Stated problem -> Copy every line in which the string "grid" occurs.
----- Data provided
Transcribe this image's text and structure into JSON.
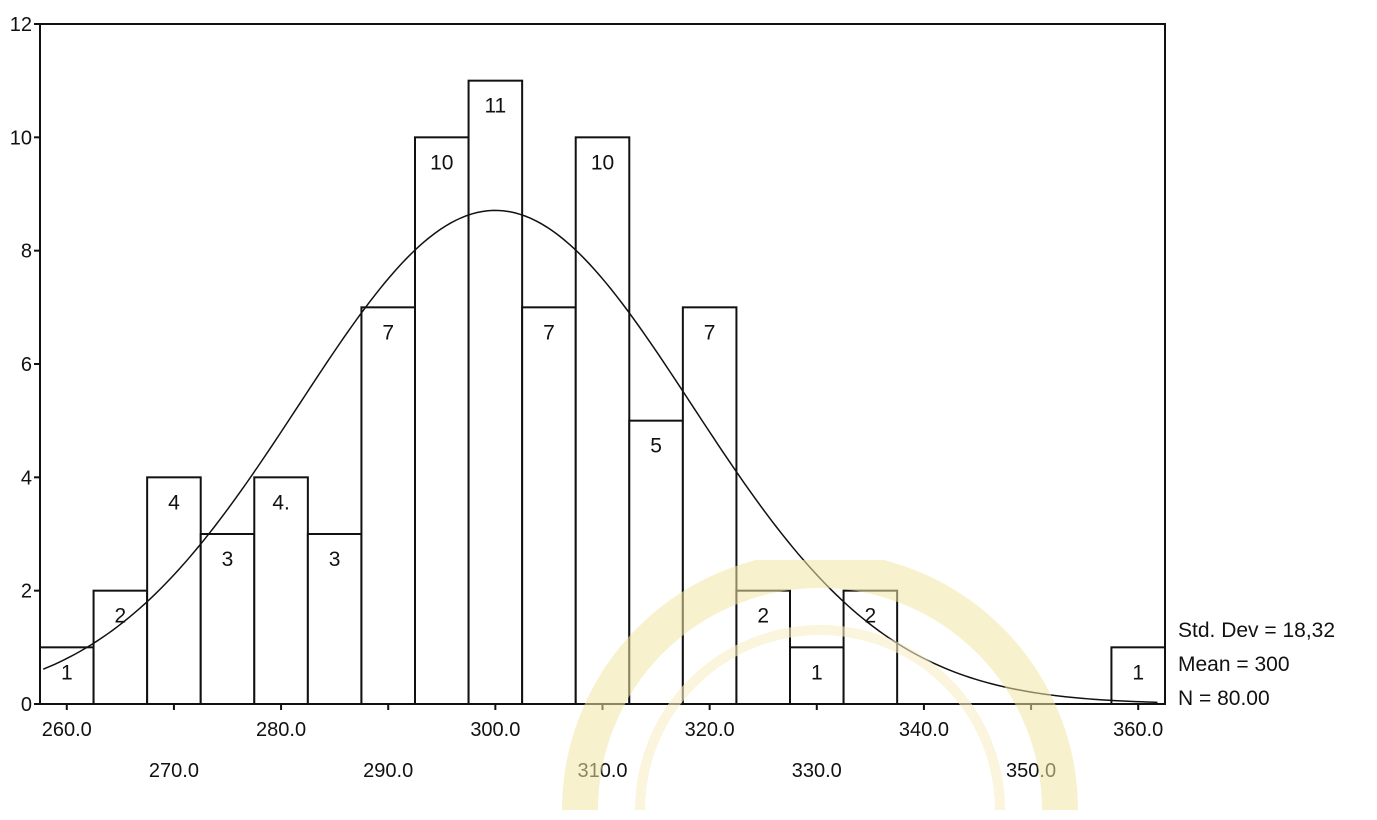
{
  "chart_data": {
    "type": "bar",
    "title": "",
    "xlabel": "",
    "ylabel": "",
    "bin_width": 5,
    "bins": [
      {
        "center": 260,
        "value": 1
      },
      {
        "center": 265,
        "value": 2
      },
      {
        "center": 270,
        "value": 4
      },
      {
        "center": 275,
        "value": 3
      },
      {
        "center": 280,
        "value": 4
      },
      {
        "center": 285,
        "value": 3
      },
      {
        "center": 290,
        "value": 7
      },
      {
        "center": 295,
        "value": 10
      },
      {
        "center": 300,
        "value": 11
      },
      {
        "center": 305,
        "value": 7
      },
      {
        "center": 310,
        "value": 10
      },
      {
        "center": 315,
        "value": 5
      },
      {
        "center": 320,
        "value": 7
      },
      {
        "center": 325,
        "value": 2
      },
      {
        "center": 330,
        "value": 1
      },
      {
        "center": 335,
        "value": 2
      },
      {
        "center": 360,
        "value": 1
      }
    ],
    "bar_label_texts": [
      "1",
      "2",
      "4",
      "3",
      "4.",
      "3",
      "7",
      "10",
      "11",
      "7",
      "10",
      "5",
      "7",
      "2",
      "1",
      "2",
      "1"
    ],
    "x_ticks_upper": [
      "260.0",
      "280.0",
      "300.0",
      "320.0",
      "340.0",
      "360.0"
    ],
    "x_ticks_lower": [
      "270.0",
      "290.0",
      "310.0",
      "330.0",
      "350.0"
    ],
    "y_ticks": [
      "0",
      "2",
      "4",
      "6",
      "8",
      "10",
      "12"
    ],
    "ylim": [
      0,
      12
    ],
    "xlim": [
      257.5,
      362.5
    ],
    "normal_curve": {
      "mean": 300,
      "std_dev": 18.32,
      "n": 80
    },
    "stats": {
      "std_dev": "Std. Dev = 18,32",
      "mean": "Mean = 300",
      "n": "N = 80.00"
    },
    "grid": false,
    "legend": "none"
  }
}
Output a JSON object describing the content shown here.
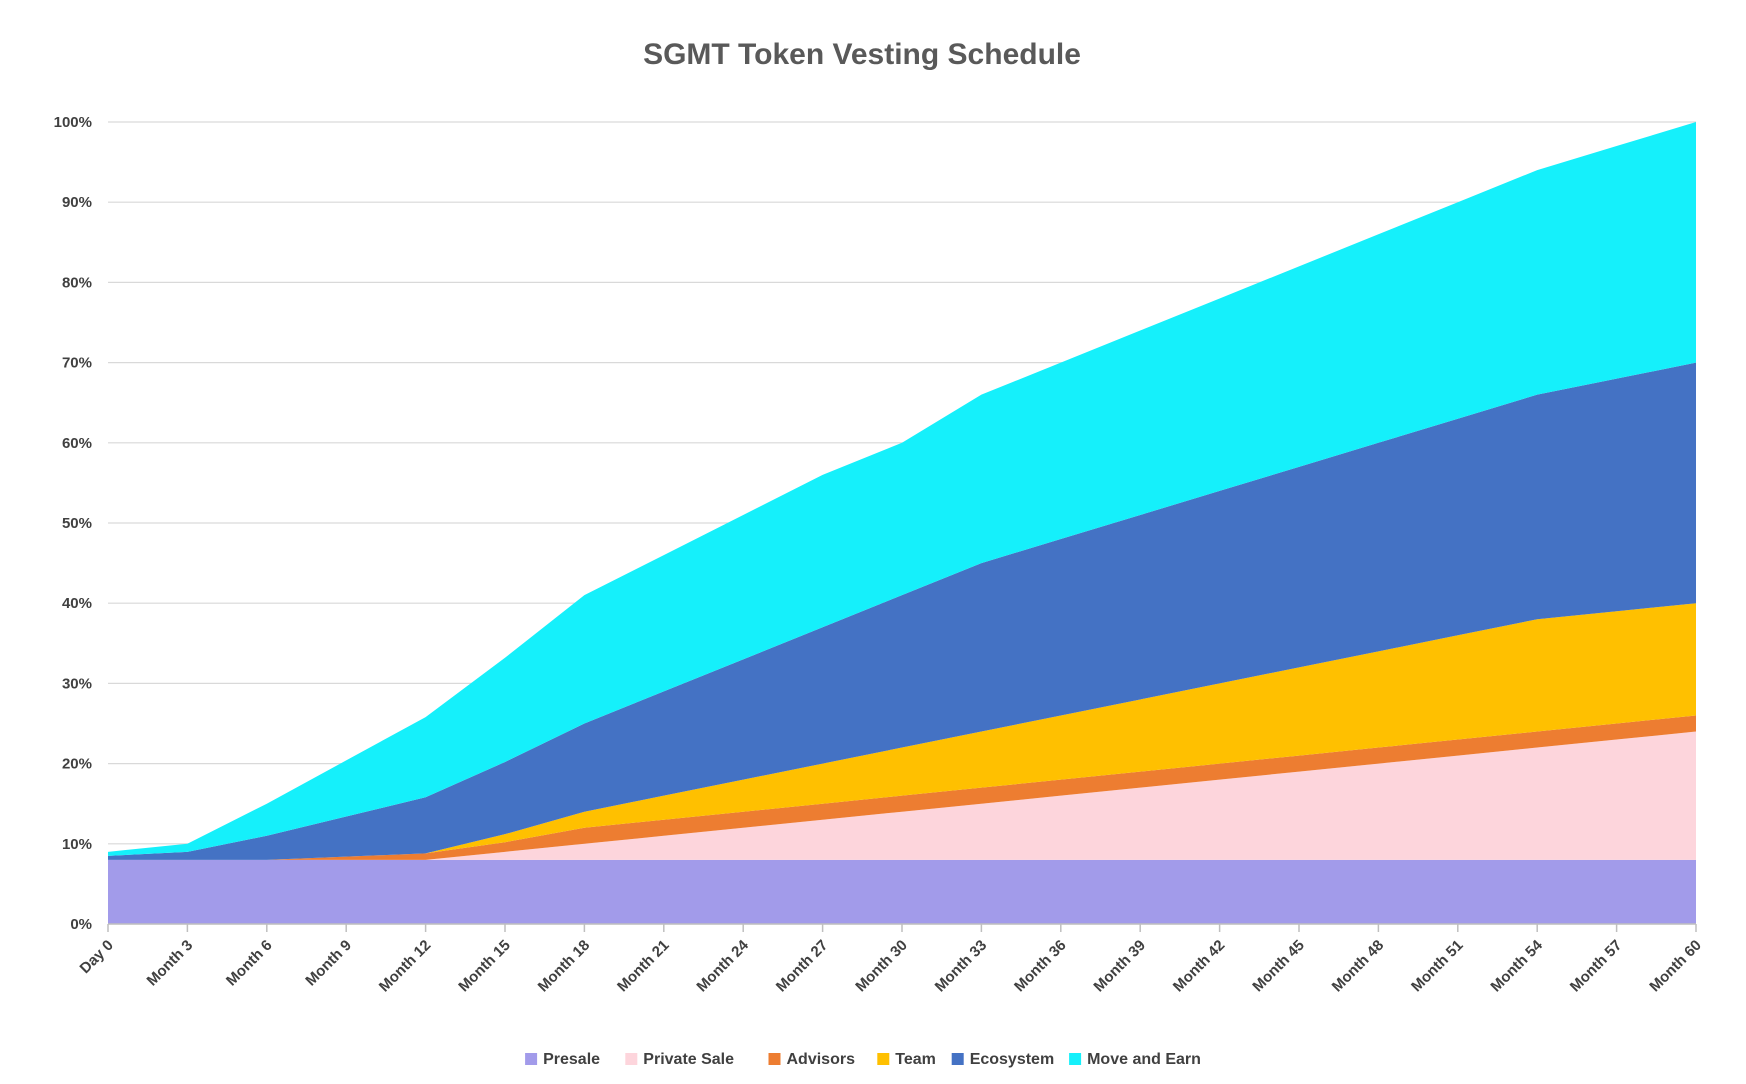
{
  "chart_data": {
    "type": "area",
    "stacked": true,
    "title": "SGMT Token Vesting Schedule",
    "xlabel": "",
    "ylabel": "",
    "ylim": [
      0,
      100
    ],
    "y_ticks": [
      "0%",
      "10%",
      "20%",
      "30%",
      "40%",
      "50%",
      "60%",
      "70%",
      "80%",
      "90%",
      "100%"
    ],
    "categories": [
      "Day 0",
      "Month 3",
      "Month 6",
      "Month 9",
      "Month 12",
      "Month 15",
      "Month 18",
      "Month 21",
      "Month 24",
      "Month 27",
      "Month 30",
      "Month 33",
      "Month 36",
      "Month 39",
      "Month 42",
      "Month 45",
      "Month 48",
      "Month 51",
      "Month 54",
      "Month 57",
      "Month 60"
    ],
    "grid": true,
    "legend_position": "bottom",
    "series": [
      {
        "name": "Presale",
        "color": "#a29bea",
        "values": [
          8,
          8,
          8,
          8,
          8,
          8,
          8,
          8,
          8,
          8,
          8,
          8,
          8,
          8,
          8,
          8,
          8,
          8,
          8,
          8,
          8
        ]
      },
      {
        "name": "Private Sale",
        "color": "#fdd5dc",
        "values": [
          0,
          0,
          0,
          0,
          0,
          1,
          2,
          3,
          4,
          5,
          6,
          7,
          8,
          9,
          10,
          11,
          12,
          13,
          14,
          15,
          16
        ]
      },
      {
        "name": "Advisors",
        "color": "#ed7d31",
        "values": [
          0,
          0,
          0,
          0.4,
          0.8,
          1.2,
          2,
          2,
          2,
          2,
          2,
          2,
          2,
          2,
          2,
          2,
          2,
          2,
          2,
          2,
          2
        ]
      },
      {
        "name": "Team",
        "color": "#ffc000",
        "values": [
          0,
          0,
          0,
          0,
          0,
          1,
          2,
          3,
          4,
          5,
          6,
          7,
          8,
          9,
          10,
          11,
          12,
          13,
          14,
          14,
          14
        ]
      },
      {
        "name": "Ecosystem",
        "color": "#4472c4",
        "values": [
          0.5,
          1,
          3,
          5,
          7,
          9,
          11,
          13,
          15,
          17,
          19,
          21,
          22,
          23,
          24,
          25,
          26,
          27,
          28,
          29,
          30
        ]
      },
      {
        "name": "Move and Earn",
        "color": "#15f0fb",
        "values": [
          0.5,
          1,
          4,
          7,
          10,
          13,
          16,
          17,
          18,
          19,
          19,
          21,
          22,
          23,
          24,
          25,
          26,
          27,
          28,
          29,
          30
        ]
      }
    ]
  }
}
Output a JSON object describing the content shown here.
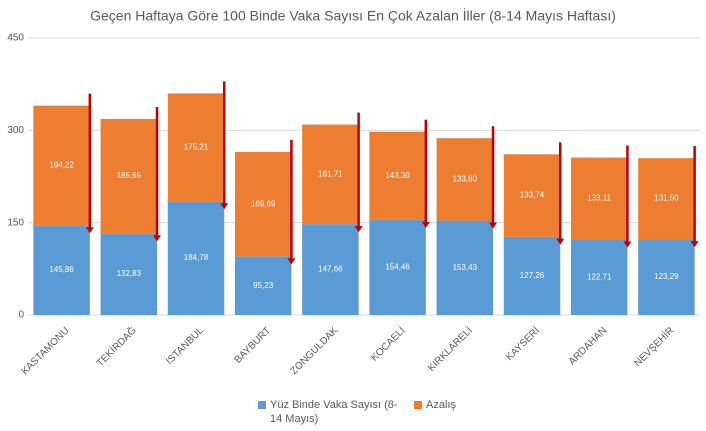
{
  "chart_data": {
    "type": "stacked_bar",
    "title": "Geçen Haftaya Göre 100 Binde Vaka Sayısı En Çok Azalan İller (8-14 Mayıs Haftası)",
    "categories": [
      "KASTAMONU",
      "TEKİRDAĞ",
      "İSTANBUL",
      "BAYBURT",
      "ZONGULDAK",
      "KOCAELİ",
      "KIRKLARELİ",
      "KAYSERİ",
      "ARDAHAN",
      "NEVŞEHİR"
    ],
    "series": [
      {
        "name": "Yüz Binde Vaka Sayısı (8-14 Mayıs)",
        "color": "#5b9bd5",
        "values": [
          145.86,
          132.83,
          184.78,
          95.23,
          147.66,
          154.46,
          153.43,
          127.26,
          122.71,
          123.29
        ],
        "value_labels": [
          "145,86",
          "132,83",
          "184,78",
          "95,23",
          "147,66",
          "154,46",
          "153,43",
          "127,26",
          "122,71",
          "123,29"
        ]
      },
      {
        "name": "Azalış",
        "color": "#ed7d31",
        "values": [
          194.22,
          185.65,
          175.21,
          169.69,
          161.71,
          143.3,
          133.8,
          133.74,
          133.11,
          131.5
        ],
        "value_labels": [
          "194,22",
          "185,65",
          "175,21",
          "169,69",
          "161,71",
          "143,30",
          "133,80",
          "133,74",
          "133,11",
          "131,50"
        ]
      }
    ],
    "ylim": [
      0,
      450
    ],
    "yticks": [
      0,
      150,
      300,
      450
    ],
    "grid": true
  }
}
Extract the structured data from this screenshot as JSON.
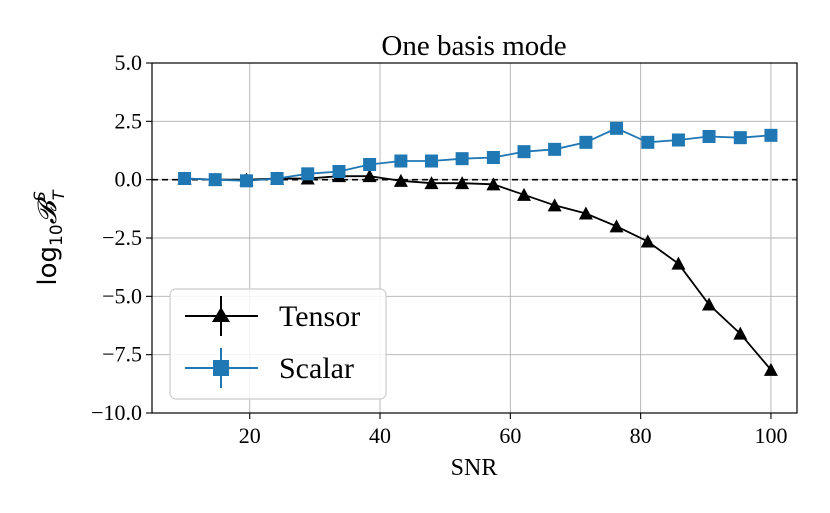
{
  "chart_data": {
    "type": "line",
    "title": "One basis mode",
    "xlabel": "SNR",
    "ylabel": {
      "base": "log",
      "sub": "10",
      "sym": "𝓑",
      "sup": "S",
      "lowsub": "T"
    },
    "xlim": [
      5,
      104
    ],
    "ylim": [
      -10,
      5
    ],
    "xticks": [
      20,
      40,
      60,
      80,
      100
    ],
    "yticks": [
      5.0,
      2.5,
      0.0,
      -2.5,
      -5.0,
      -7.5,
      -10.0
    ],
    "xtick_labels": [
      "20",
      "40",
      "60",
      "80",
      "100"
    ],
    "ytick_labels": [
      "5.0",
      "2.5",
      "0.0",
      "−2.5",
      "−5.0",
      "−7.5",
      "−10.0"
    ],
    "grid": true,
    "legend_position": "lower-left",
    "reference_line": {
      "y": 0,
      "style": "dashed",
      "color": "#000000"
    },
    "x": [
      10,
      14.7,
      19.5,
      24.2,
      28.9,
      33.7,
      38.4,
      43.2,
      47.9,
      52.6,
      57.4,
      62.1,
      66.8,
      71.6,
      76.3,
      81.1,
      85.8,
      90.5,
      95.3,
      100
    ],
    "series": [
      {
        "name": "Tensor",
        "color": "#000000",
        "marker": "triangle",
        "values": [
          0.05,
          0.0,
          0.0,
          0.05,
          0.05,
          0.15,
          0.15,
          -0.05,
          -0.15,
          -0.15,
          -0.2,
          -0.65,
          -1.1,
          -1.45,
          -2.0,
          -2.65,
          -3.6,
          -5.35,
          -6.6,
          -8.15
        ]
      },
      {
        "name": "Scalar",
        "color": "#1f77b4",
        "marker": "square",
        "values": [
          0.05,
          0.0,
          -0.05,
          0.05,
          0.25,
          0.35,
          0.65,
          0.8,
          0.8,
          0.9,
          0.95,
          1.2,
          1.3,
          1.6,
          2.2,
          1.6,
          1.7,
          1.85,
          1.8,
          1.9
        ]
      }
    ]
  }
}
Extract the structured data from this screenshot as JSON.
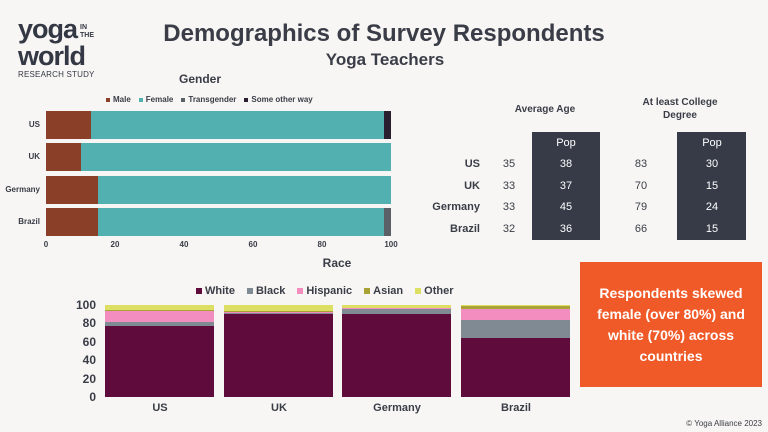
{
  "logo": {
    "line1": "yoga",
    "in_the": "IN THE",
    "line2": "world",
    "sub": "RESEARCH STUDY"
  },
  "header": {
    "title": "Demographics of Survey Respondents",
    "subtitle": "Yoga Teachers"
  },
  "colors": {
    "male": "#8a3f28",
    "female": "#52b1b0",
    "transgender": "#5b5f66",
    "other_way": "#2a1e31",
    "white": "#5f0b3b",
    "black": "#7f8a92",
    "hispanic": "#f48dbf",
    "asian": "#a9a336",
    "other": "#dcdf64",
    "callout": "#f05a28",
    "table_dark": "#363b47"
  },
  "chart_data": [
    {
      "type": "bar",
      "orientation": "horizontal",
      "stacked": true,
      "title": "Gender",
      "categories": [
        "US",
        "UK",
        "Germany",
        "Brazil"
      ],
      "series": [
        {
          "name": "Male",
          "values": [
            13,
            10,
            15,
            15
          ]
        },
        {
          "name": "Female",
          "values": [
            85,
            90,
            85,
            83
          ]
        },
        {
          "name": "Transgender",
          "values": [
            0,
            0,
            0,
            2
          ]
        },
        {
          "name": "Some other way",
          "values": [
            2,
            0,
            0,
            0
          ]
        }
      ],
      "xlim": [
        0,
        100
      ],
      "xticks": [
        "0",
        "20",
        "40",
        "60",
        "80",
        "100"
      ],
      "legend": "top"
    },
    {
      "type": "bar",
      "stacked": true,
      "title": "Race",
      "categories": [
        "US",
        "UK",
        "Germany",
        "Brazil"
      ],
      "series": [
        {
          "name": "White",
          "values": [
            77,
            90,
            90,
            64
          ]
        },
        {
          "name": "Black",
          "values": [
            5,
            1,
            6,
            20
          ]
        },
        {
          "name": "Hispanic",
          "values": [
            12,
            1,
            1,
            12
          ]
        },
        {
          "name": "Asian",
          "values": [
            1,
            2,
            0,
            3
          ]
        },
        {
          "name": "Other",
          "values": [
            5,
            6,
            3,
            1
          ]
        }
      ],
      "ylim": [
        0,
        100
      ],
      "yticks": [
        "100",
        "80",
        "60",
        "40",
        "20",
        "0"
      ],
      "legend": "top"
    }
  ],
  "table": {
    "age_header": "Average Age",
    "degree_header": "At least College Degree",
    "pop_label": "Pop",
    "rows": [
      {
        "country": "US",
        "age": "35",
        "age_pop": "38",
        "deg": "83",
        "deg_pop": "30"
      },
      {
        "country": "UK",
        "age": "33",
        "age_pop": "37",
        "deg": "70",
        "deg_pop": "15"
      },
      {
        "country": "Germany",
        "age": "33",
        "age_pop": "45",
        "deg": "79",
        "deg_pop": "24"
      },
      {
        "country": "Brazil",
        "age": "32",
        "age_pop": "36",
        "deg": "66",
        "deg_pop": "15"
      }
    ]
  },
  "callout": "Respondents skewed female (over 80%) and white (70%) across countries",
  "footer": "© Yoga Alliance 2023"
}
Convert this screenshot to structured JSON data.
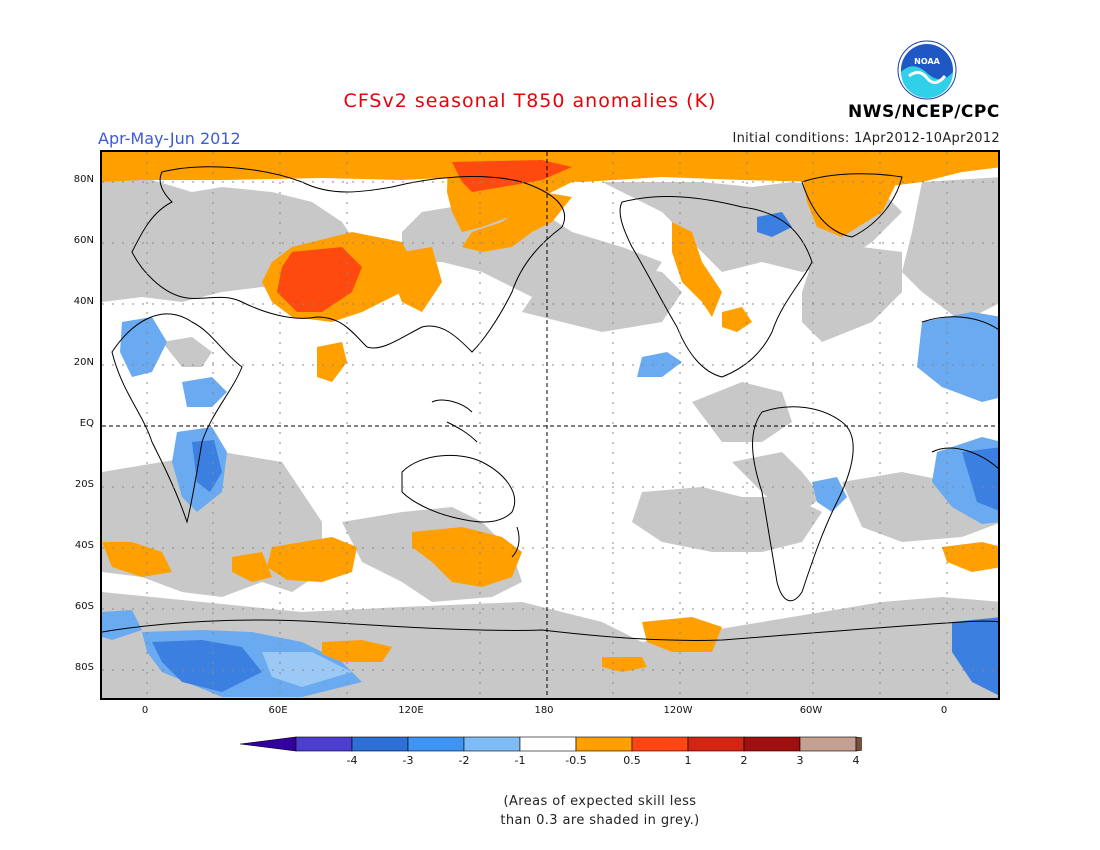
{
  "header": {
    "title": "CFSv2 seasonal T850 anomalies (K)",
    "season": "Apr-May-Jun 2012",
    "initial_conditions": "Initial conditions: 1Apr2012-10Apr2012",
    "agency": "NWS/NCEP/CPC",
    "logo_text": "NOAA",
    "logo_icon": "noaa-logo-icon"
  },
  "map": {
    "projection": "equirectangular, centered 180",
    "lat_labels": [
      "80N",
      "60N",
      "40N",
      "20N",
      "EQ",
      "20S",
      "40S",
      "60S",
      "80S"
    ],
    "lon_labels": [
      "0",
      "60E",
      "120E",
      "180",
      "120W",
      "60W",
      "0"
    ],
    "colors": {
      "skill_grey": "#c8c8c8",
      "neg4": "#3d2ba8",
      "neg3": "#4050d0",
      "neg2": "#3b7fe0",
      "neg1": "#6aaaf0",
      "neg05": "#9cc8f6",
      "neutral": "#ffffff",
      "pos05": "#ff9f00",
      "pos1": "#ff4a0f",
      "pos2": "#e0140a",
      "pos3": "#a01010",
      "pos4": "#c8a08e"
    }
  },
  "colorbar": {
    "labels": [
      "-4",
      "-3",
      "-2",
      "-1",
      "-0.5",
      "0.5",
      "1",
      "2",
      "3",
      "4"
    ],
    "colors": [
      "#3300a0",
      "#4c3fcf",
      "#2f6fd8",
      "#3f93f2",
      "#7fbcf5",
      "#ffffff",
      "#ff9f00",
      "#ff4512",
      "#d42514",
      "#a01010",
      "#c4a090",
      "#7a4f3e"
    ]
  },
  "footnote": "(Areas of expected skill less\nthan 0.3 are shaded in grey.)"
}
----------
Answer ->
    "grid": false,
    "grid": true,
    "grid": true
    "grid": true,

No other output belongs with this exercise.